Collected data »
□ □ □ □

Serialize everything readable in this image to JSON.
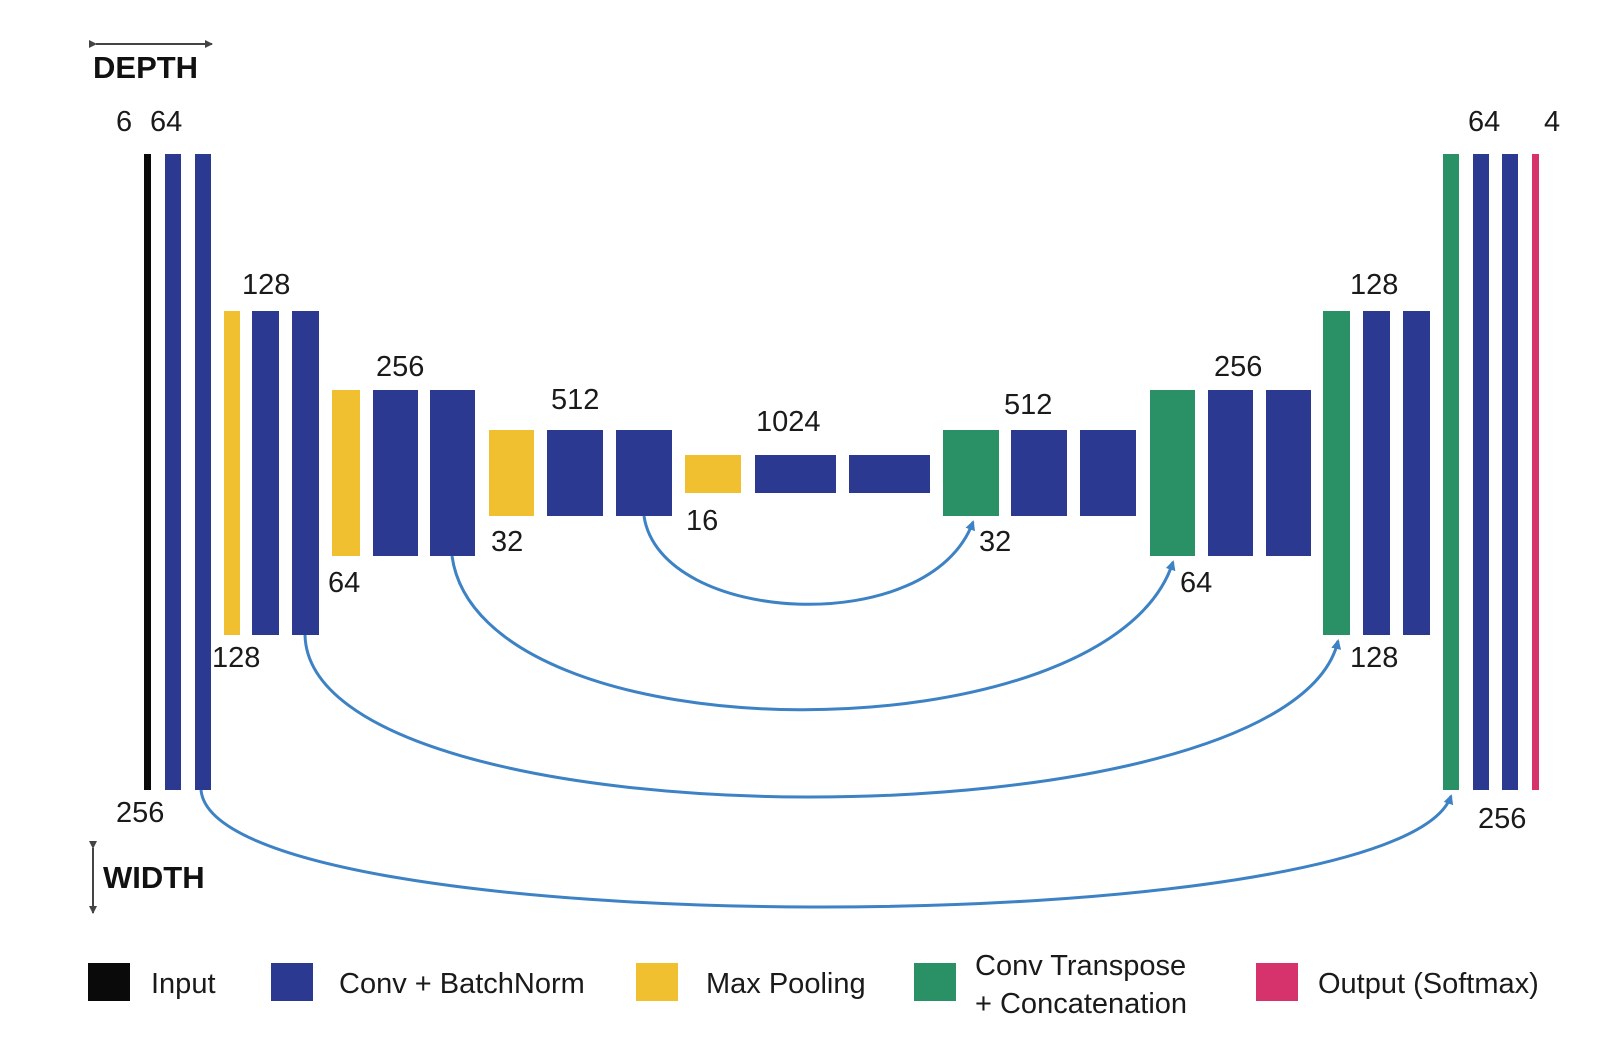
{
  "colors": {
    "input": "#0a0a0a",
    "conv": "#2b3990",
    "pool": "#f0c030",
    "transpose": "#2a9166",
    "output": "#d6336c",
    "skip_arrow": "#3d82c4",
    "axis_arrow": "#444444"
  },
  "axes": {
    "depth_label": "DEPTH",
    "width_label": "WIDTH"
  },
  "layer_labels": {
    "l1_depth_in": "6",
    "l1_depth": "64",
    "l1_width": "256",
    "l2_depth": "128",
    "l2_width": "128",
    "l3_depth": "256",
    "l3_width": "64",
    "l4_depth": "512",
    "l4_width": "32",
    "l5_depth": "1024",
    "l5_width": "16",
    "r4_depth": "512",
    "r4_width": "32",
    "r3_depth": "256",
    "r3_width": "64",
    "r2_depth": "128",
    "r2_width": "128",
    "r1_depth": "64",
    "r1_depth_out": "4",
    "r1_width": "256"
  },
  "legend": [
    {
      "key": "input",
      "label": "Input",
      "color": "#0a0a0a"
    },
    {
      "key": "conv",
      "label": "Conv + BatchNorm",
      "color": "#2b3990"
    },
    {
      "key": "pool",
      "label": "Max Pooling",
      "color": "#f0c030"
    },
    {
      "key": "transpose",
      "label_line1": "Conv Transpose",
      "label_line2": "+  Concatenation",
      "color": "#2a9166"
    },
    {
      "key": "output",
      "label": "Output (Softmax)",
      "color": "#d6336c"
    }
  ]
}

□ □ □ □

Directive »
Leave out all images, then reproduce the entries above exactly.

Output for this exercise »
Serialize everything readable in this image to JSON.
{
  "colors": {
    "input": "#0a0a0a",
    "conv": "#2b3990",
    "pool": "#f0c030",
    "transpose": "#2a9166",
    "output": "#d6336c",
    "skip_arrow": "#3d82c4",
    "axis_arrow": "#444444"
  },
  "axes": {
    "depth_label": "DEPTH",
    "width_label": "WIDTH"
  },
  "layer_labels": {
    "l1_depth_in": "6",
    "l1_depth": "64",
    "l1_width": "256",
    "l2_depth": "128",
    "l2_width": "128",
    "l3_depth": "256",
    "l3_width": "64",
    "l4_depth": "512",
    "l4_width": "32",
    "l5_depth": "1024",
    "l5_width": "16",
    "r4_depth": "512",
    "r4_width": "32",
    "r3_depth": "256",
    "r3_width": "64",
    "r2_depth": "128",
    "r2_width": "128",
    "r1_depth": "64",
    "r1_depth_out": "4",
    "r1_width": "256"
  },
  "legend": [
    {
      "key": "input",
      "label": "Input",
      "color": "#0a0a0a"
    },
    {
      "key": "conv",
      "label": "Conv + BatchNorm",
      "color": "#2b3990"
    },
    {
      "key": "pool",
      "label": "Max Pooling",
      "color": "#f0c030"
    },
    {
      "key": "transpose",
      "label_line1": "Conv Transpose",
      "label_line2": "+  Concatenation",
      "color": "#2a9166"
    },
    {
      "key": "output",
      "label": "Output (Softmax)",
      "color": "#d6336c"
    }
  ]
}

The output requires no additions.